* [Stored records]:
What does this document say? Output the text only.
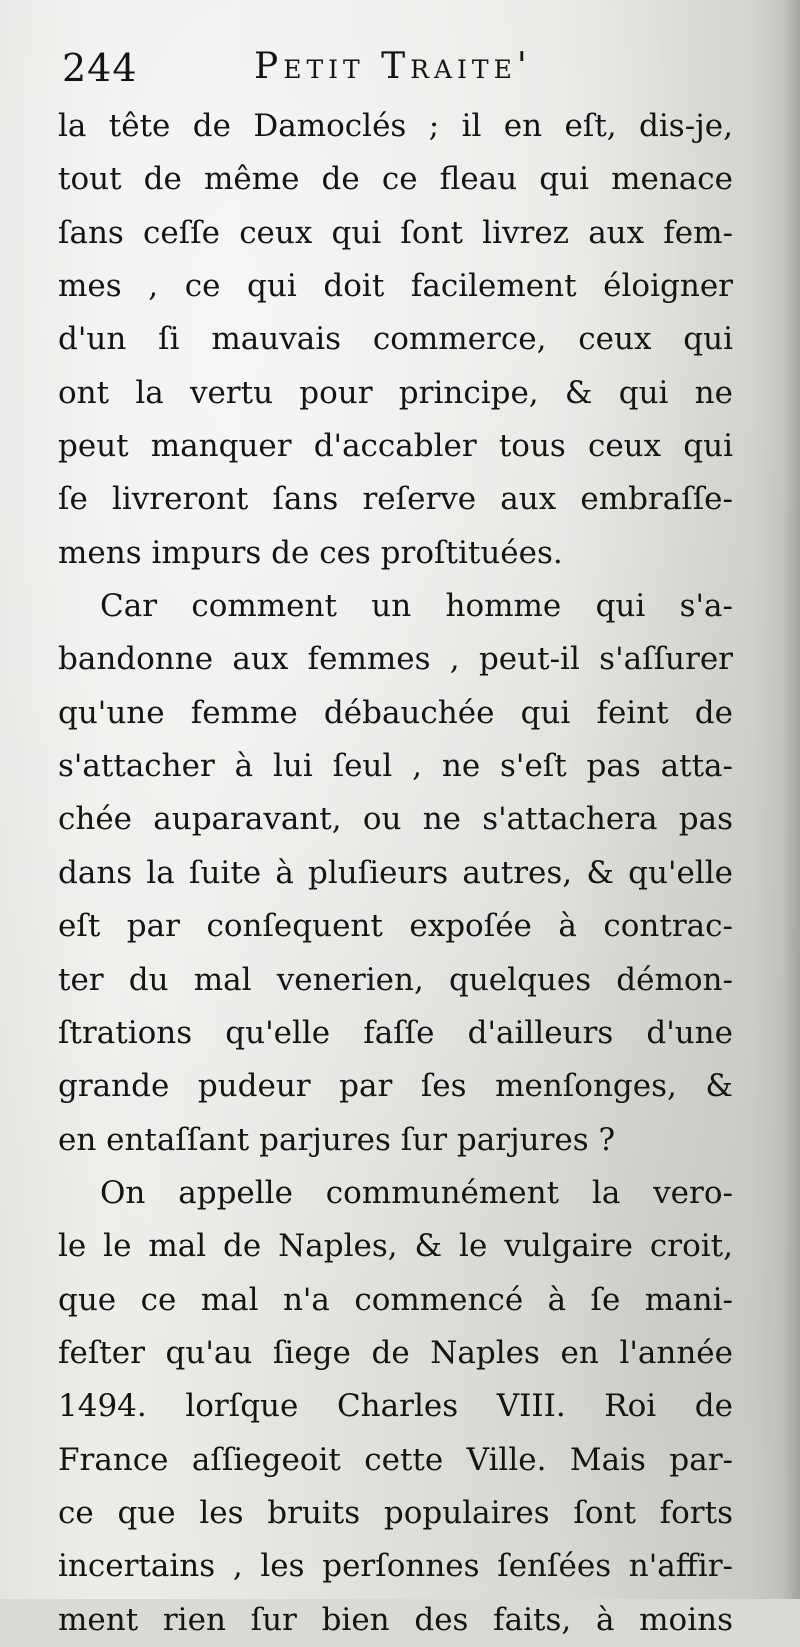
244	Petit Traite'
la tête de Damoclés ; il en eſt, dis-je,
tout de même de ce fleau qui menace
ſans ceſſe ceux qui ſont livrez aux fem-
mes , ce qui doit facilement éloigner
d'un ſi mauvais commerce, ceux qui
ont la vertu pour principe, & qui ne
peut manquer d'accabler tous ceux qui
ſe livreront ſans reſerve aux embraſſe-
mens impurs de ces proſtituées.
Car comment un homme qui s'a-
bandonne aux femmes , peut-il s'aſſurer
qu'une femme débauchée qui feint de
s'attacher à lui ſeul , ne s'eſt pas atta-
chée auparavant, ou ne s'attachera pas
dans la ſuite à pluſieurs autres, & qu'elle
eſt par conſequent expoſée à contrac-
ter du mal venerien, quelques démon-
ſtrations qu'elle faſſe d'ailleurs d'une
grande pudeur par ſes menſonges, &
en entaſſant parjures ſur parjures ?
On appelle communément la vero-
le le mal de Naples, & le vulgaire croit,
que ce mal n'a commencé à ſe mani-
feſter qu'au ſiege de Naples en l'année
1494. lorſque Charles VIII. Roi de
France aſſiegeoit cette Ville. Mais par-
ce que les bruits populaires ſont forts
incertains , les perſonnes ſenſées n'affir-
ment rien ſur bien des faits, à moins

* [Description of the task]: Search the records for the string "ſans" and return every line in which it occurs.

* [Response to the exercise]:
ſans ceſſe ceux qui ſont livrez aux fem-
ſe livreront ſans reſerve aux embraſſe-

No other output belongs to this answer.